* _Aim of the task_
Gather all lines with "работникъ" from the records.

------------------------------------------------------------

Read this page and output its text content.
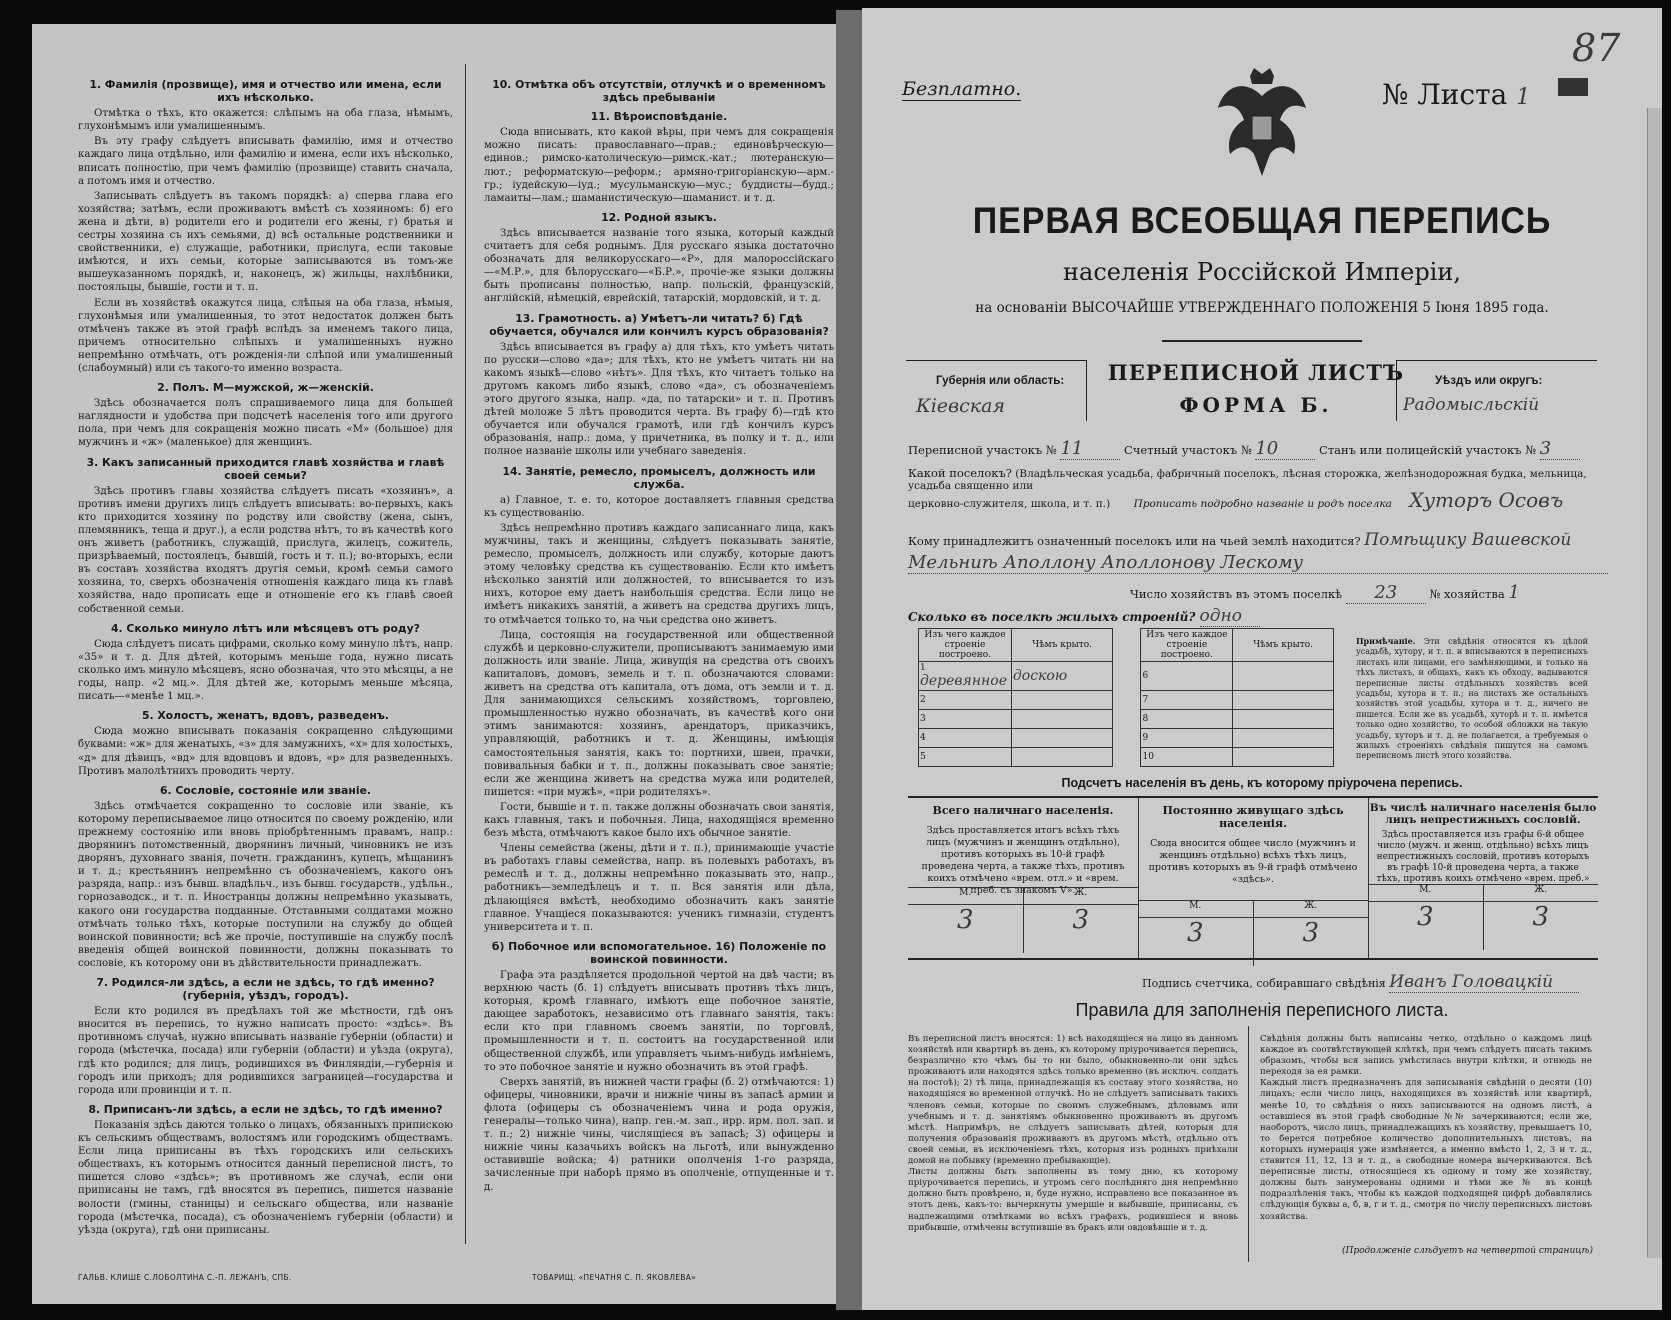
1. Фамилія (прозвище), имя и отчество или имена, если ихъ нѣсколько.

Отмѣтка о тѣхъ, кто окажется: слѣпымъ на оба глаза, нѣмымъ, глухонѣмымъ или умалишеннымъ.

Въ эту графу слѣдуетъ вписывать фамилію, имя и отчество каждаго лица отдѣльно, или фамилію и имена, если ихъ нѣсколько, вписать полностію, при чемъ фамилію (прозвище) ставить сначала, а потомъ имя и отчество.

Записывать слѣдуетъ въ такомъ порядкѣ: а) сперва глава его хозяйства; затѣмъ, если проживаютъ вмѣстѣ съ хозяиномъ: б) его жена и дѣти, в) родители его и родители его жены, г) братья и сестры хозяина съ ихъ семьями, д) всѣ остальные родственники и свойственники, е) служащіе, работники, прислуга, если таковые имѣются, и ихъ семьи, которые записываются въ томъ-же вышеуказанномъ порядкѣ, и, наконецъ, ж) жильцы, нахлѣбники, постояльцы, бывшіе, гости и т. п.

Если въ хозяйствѣ окажутся лица, слѣпыя на оба глаза, нѣмыя, глухонѣмыя или умалишенныя, то этот недостаток должен быть отмѣченъ также въ этой графѣ вслѣдъ за именемъ такого лица, причемъ относительно слѣпыхъ и умалишенныхъ нужно непремѣнно отмѣчать, отъ рожденія-ли слѣпой или умалишенный (слабоумный) или съ такого-то именно возраста.

2. Полъ. М—мужской, ж—женскій.

Здѣсь обозначается полъ спрашиваемого лица для большей наглядности и удобства при подсчетѣ населенія того или другого пола, при чемъ для сокращенія можно писать «М» (большое) для мужчинъ и «ж» (маленькое) для женщинъ.

3. Какъ записанный приходится главѣ хозяйства и главѣ своей семьи?

Здѣсь противъ главы хозяйства слѣдуетъ писать «хозяинъ», а противъ имени другихъ лицъ слѣдуетъ вписывать: во-первыхъ, какъ кто приходится хозяину по родству или свойству (жена, сынъ, племянникъ, теща и друг.), а если родства нѣтъ, то въ качествѣ кого онъ живетъ (работникъ, служащій, прислуга, жилецъ, сожитель, призрѣваемый, постоялецъ, бывшій, гость и т. п.); во-вторыхъ, если въ составъ хозяйства входятъ другія семьи, кромѣ семьи самого хозяина, то, сверхъ обозначенія отношенія каждаго лица къ главѣ хозяйства, надо прописать еще и отношеніе его къ главѣ своей собственной семьи.

4. Сколько минуло лѣтъ или мѣсяцевъ отъ роду?

Сюда слѣдуетъ писать цифрами, сколько кому минуло лѣтъ, напр. «35» и т. д. Для дѣтей, которымъ меньше года, нужно писать сколько имъ минуло мѣсяцевъ, ясно обозначая, что это мѣсяцы, а не годы, напр. «2 мц.». Для дѣтей же, которымъ меньше мѣсяца, писать—«менѣе 1 мц.».

5. Холостъ, женатъ, вдовъ, разведенъ.

Сюда можно вписывать показанія сокращенно слѣдующими буквами: «ж» для женатыхъ, «з» для замужнихъ, «х» для холостыхъ, «д» для дѣвицъ, «вд» для вдовцовъ и вдовъ, «р» для разведенныхъ. Противъ малолѣтнихъ проводить черту.

6. Сословіе, состояніе или званіе.

Здѣсь отмѣчается сокращенно то сословіе или званіе, къ которому переписываемое лицо относится по своему рожденію, или прежнему состоянію или вновь пріобрѣтеннымъ правамъ, напр.: дворянинъ потомственный, дворянинъ личный, чиновникъ не изъ дворянъ, духовнаго званія, почетн. гражданинъ, купецъ, мѣщанинъ и т. д.; крестьянинъ непремѣнно съ обозначеніемъ, какого онъ разряда, напр.: изъ бывш. владѣльч., изъ бывш. государств., удѣльн., горнозаводск., и т. п. Иностранцы должны непремѣнно указывать, какого они государства подданные. Отставными солдатами можно отмѣчать только тѣхъ, которые поступили на службу до общей воинской повинности; всѣ же прочіе, поступившіе на службу послѣ введенія общей воинской повинности, должны показывать то сословіе, къ которому они въ дѣйствительности принадлежатъ.

7. Родился-ли здѣсь, а если не здѣсь, то гдѣ именно? (губернія, уѣздъ, городъ).

Если кто родился въ предѣлахъ той же мѣстности, гдѣ онъ вносится въ перепись, то нужно написать просто: «здѣсь». Въ противномъ случаѣ, нужно вписывать названіе губерніи (области) и города (мѣстечка, посада) или губерніи (области) и уѣзда (округа), гдѣ кто родился; для лицъ, родившихся въ Финляндіи,—губернія и городъ или приходъ; для родившихся заграницей—государства и города или провинціи и т. п.

8. Приписанъ-ли здѣсь, а если не здѣсь, то гдѣ именно?

Показанія здѣсь даются только о лицахъ, обязанныхъ припискою къ сельскимъ обществамъ, волостямъ или городскимъ обществамъ. Если лица приписаны въ тѣхъ городскихъ или сельскихъ обществахъ, къ которымъ относится данный переписной листъ, то пишется слово «здѣсь»; въ противномъ же случаѣ, если они приписаны не тамъ, гдѣ вносятся въ перепись, пишется названіе волости (гмины, станицы) и сельскаго общества, или названіе города (мѣстечка, посада), съ обозначеніемъ губерніи (области) и уѣзда (округа), гдѣ они приписаны.

10. Отмѣтка объ отсутствіи, отлучкѣ и о временномъ здѣсь пребываніи
11. Вѣроисповѣданіе.

Сюда вписывать, кто какой вѣры, при чемъ для сокращенія можно писать: православнаго—прав.; единовѣрческую—единов.; римско-католическую—римск.-кат.; лютеранскую—лют.; реформатскую—реформ.; армяно-григоріанскую—арм.-гр.; іудейскую—іуд.; мусульманскую—мус.; буддисты—будд.; ламаиты—лам.; шаманистическую—шаманист. и т. д.

12. Родной языкъ.

Здѣсь вписывается названіе того языка, который каждый считаетъ для себя роднымъ. Для русскаго языка достаточно обозначать для великорусскаго—«Р», для малороссійскаго—«М.Р.», для бѣлорусскаго—«Б.Р.», прочіе-же языки должны быть прописаны полностью, напр. польскій, французскій, англійскій, нѣмецкій, еврейскій, татарскій, мордовскій, и т. д.

13. Грамотность. а) Умѣетъ-ли читать? б) Гдѣ обучается, обучался или кончилъ курсъ образованія?

Здѣсь вписывается въ графу а) для тѣхъ, кто умѣетъ читать по русски—слово «да»; для тѣхъ, кто не умѣетъ читать ни на какомъ языкѣ—слово «нѣтъ». Для тѣхъ, кто читаетъ только на другомъ какомъ либо языкѣ, слово «да», съ обозначеніемъ этого другого языка, напр. «да, по татарски» и т. п. Противъ дѣтей моложе 5 лѣтъ проводится черта. Въ графу б)—гдѣ кто обучается или обучался грамотѣ, или гдѣ кончилъ курсъ образованія, напр.: дома, у причетника, въ полку и т. д., или полное названіе школы или учебнаго заведенія.

14. Занятіе, ремесло, промыселъ, должность или служба.

а) Главное, т. е. то, которое доставляетъ главныя средства къ существованію.

Здѣсь непремѣнно противъ каждаго записаннаго лица, какъ мужчины, такъ и женщины, слѣдуетъ показывать занятіе, ремесло, промыселъ, должность или службу, которые даютъ этому человѣку средства къ существованію. Если кто имѣетъ нѣсколько занятій или должностей, то вписывается то изъ нихъ, которое ему даетъ наибольшія средства. Если лицо не имѣетъ никакихъ занятій, а живетъ на средства другихъ лицъ, то отмѣчается только то, на чьи средства оно живетъ.

Лица, состоящія на государственной или общественной службѣ и церковно-служители, прописываютъ занимаемую ими должность или званіе. Лица, живущія на средства отъ своихъ капиталовъ, домовъ, земель и т. п. обозначаются словами: живетъ на средства отъ капитала, отъ дома, отъ земли и т. д. Для занимающихся сельскимъ хозяйствомъ, торговлею, промышленностью нужно обозначать, въ качествѣ кого они этимъ занимаются: хозяинъ, арендаторъ, приказчикъ, управляющій, работникъ и т. д. Женщины, имѣющія самостоятельныя занятія, какъ то: портнихи, швеи, прачки, повивальныя бабки и т. п., должны показывать свое занятіе; если же женщина живетъ на средства мужа или родителей, пишется: «при мужѣ», «при родителяхъ».

Гости, бывшіе и т. п. также должны обозначать свои занятія, какъ главныя, такъ и побочныя. Лица, находящіяся временно безъ мѣста, отмѣчаютъ какое было ихъ обычное занятіе.

Члены семейства (жены, дѣти и т. п.), принимающіе участіе въ работахъ главы семейства, напр. въ полевыхъ работахъ, въ ремеслѣ и т. д., должны непремѣнно показывать это, напр., работникъ—земледѣлецъ и т. п. Вся занятія или дѣла, дѣлающіяся вмѣстѣ, необходимо обозначить какъ занятіе главное. Учащіеся показываются: ученикъ гимназіи, студентъ университета и т. п.

б) Побочное или вспомогательное. 16) Положеніе по воинской повинности.

Графа эта раздѣляется продольной чертой на двѣ части; въ верхнюю часть (б. 1) слѣдуетъ вписывать противъ тѣхъ лицъ, которыя, кромѣ главнаго, имѣютъ еще побочное занятіе, дающее заработокъ, независимо отъ главнаго занятія, такъ: если кто при главномъ своемъ занятіи, по торговлѣ, промышленности и т. п. состоитъ на государственной или общественной службѣ, или управляетъ чьимъ-нибудь имѣніемъ, то это побочное занятіе и нужно обозначить въ этой графѣ.

Сверхъ занятій, въ нижней части графы (б. 2) отмѣчаются: 1) офицеры, чиновники, врачи и нижніе чины въ запасѣ армии и флота (офицеры съ обозначеніемъ чина и рода оружія, генералы—только чина), напр. ген.-м. зап., ирр. ирм. пол. зап. и т. п.; 2) нижніе чины, числящіеся въ запасѣ; 3) офицеры и нижніе чины казачьихъ войскъ на льготѣ, или вынужденно оставившіе войска; 4) ратники ополченія 1-го разряда, зачисленные при наборѣ прямо въ ополченіе, отпущенные и т. д.

ГАЛЬВ. КЛИШЕ С.ЛОБОЛТИНА С.-П. ЛЕЖАНЪ, СПБ.	ТОВАРИЩ. «ПЕЧАТНЯ С. П. ЯКОВЛЕВА»
Безплатно.	№ Листа 1
87
ПЕРВАЯ ВСЕОБЩАЯ ПЕРЕПИСЬ
населенія Россійской Имперіи,
на основаніи ВЫСОЧАЙШЕ УТВЕРЖДЕННАГО ПОЛОЖЕНІЯ 5 Іюня 1895 года.
Губернія или область:
Кіевская
ПЕРЕПИСНОЙ ЛИСТЪ
ФОРМА Б.
Уѣздъ или округъ:
Радомысльскій
Переписной участокъ № 11	Счетный участокъ № 10	Станъ или полицейскій участокъ № 3
Какой поселокъ? (Владѣльческая усадьба, фабричный поселокъ, лѣсная сторожка, желѣзнодорожная будка, мельница, усадьба священно или
церковно-служителя, школа, и т. п.) Прописать подробно названіе и родъ поселка Хуторъ Осовъ
Кому принадлежитъ означенный поселокъ или на чьей землѣ находится? Помѣщику Вашевской
Мельниѣ Аполлону Аполлонову Лескому
Число хозяйствъ въ этомъ поселкѣ 23	№ хозяйства 1
Сколько въ поселкѣ жилыхъ строеній? одно
Изъ чего каждое строеніе построено.	Чѣмъ крыто.		Изъ чего каждое строеніе построено.	Чѣмъ крыто.
1 деревянное	доскою		6	
2			7	
3			8	
4			9	
5			10	
Примѣчаніе. Эти свѣдѣнія относятся къ цѣлой усадьбѣ, хутору, и т. п. и вписываются в переписныхъ листахъ или лицами, его замѣняющими, и только на тѣхъ листахъ, и общахъ, какъ къ обходу, вадываются переписные листы отдѣльныхъ хозяйствъ всей усадьбы, хутора и т. п.; на листахъ же остальныхъ хозяйствъ этой усадьбы, хутора и т. д., ничего не пишется. Если же въ усадьбѣ, хуторѣ и т. п. имѣется только одно хозяйство, то особой обложки на такую усадьбу, хуторъ и т. д. не полагается, а требуемыя о жилыхъ строеніяхъ свѣдѣнія пишутся на самомъ переписномъ листѣ этого хозяйства.
Подсчетъ населенія въ день, къ которому пріурочена перепись.
Всего наличнаго населенія.
Здѣсь проставляется итогъ всѣхъ тѣхъ лицъ (мужчинъ и женщинъ отдѣльно), противъ которыхъ въ 10-й графѣ проведена черта, а также тѣхъ, противъ коихъ отмѣчено «врем. отл.» и «врем. преб. съ знакомъ V».
М.	Ж.
3	3
Постоянно живущаго здѣсь населенія.
Сюда вносится общее число (мужчинъ и женщинъ отдѣльно) всѣхъ тѣхъ лицъ, противъ которыхъ въ 9-й графѣ отмѣчено «здѣсь».
М.	Ж.
3	3
Въ числѣ наличнаго населенія было лицъ непрестижныхъ сословій.
Здѣсь проставляется изъ графы 6-й общее число (мужч. и женщ. отдѣльно) всѣхъ лицъ непрестижныхъ сословій, противъ которыхъ въ графѣ 10-й проведена черта, а также тѣхъ, противъ коихъ отмѣчено «врем. преб.»
М.	Ж.
3	3
Подпись счетчика, собиравшаго свѣдѣнія Иванъ Головацкій
Правила для заполненія переписного листа.
Въ переписной листъ вносятся: 1) всѣ находящіеся на лицо въ данномъ хозяйствѣ или квартирѣ въ день, къ которому пріурочивается перепись, безразлично кто чѣмъ бы то ни было, обыкновенно-ли они здѣсь проживаютъ или находятся здѣсь только временно (въ исключ. солдатъ на постоѣ); 2) тѣ лица, принадлежащія къ составу этого хозяйства, но находящіяся во временной отлучкѣ. Но не слѣдуетъ записывать такихъ членовъ семьи, которые по своимъ служебнымъ, дѣловымъ или учебнымъ и т. д. занятіямъ обыкновенно проживаютъ въ другомъ мѣстѣ. Напримѣръ, не слѣдуетъ записывать дѣтей, которыя для получения образованія проживаютъ въ другомъ мѣстѣ, отдѣльно отъ своей семьи, въ исключеніемъ тѣхъ, которыя изъ родныхъ приѣхали домой на побывку (временно пребывающіе).
Листы должны быть заполнены въ тому дню, къ которому пріурочивается перепись, и утромъ сего послѣдняго дня непремѣнно должно быть провѣрено, и, буде нужно, исправлено все показанное въ этотъ день, какъ-то: вычеркнуты умершіе и выбывшіе, приписаны, съ надлежащими отмѣтками во всѣхъ графахъ, родившіеся и вновь прибывшіе, отмѣчены вступившіе въ бракъ или овдовѣвшіе и т. д.
Свѣдѣнія должны быть написаны четко, отдѣльно о каждомъ лицѣ каждое въ соотвѣтствующей клѣткѣ, при чемъ слѣдуетъ писать такимъ образомъ, чтобы вся запись умѣстилась внутри клѣтки, и отнюдь не переходя за ея рамки.
Каждый листъ предназначенъ для записыванія свѣдѣній о десяти (10) лицахъ; если число лицъ, находящихся въ хозяйствѣ или квартирѣ, менѣе 10, то свѣдѣнія о нихъ записываются на одномъ листѣ, а оставшіеся въ этой графѣ свободные №№ зачеркиваются; если же, наоборотъ, число лицъ, принадлежащихъ къ хозяйству, превышаетъ 10, то берется потребное количество дополнительныхъ листовъ, на которыхъ нумерація уже измѣняется, а именно вмѣсто 1, 2, 3 и т. д., ставится 11, 12, 13 и т. д., а свободные номера вычеркиваются. Всѣ переписные листы, относящіеся къ одному и тому же хозяйству, должны быть занумерованы одними и тѣми же № въ концѣ подразлѣленія такъ, чтобы къ каждой подходящей цифрѣ добавлялись слѣдующія буквы а, б, в, г и т. д., смотря по числу переписныхъ листовъ хозяйства.
(Продолженіе слѣдуетъ на четвертой страницѣ)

------------------------------------------------------------

* _Solution to this problem_
Здѣсь противъ главы хозяйства слѣдуетъ писать «хозяинъ», а противъ имени другихъ лицъ слѣдуетъ вписывать: во-первыхъ, какъ кто приходится хозяину по родству или свойству (жена, сынъ, племянникъ, теща и друг.), а если родства нѣтъ, то въ качествѣ кого онъ живетъ (работникъ, служащій, прислуга, жилецъ, сожитель, призрѣваемый, постоялецъ, бывшій, гость и т. п.); во-вторыхъ, если въ составъ хозяйства входятъ другія семьи, кромѣ семьи самого хозяина, то, сверхъ обозначенія отношенія каждаго лица къ главѣ хозяйства, надо прописать еще и отношеніе его къ главѣ своей собственной семьи.
Лица, состоящія на государственной или общественной службѣ и церковно-служители, прописываютъ занимаемую ими должность или званіе. Лица, живущія на средства отъ своихъ капиталовъ, домовъ, земель и т. п. обозначаются словами: живетъ на средства отъ капитала, отъ дома, отъ земли и т. д. Для занимающихся сельскимъ хозяйствомъ, торговлею, промышленностью нужно обозначать, въ качествѣ кого они этимъ занимаются: хозяинъ, арендаторъ, приказчикъ, управляющій, работникъ и т. д. Женщины, имѣющія самостоятельныя занятія, какъ то: портнихи, швеи, прачки, повивальныя бабки и т. п., должны показывать свое занятіе; если же женщина живетъ на средства мужа или родителей, пишется: «при мужѣ», «при родителяхъ».
Члены семейства (жены, дѣти и т. п.), принимающіе участіе въ работахъ главы семейства, напр. въ полевыхъ работахъ, въ ремеслѣ и т. д., должны непремѣнно показывать это, напр., работникъ—земледѣлецъ и т. п. Вся занятія или дѣла, дѣлающіяся вмѣстѣ, необходимо обозначить какъ занятіе главное. Учащіеся показываются: ученикъ гимназіи, студентъ университета и т. п.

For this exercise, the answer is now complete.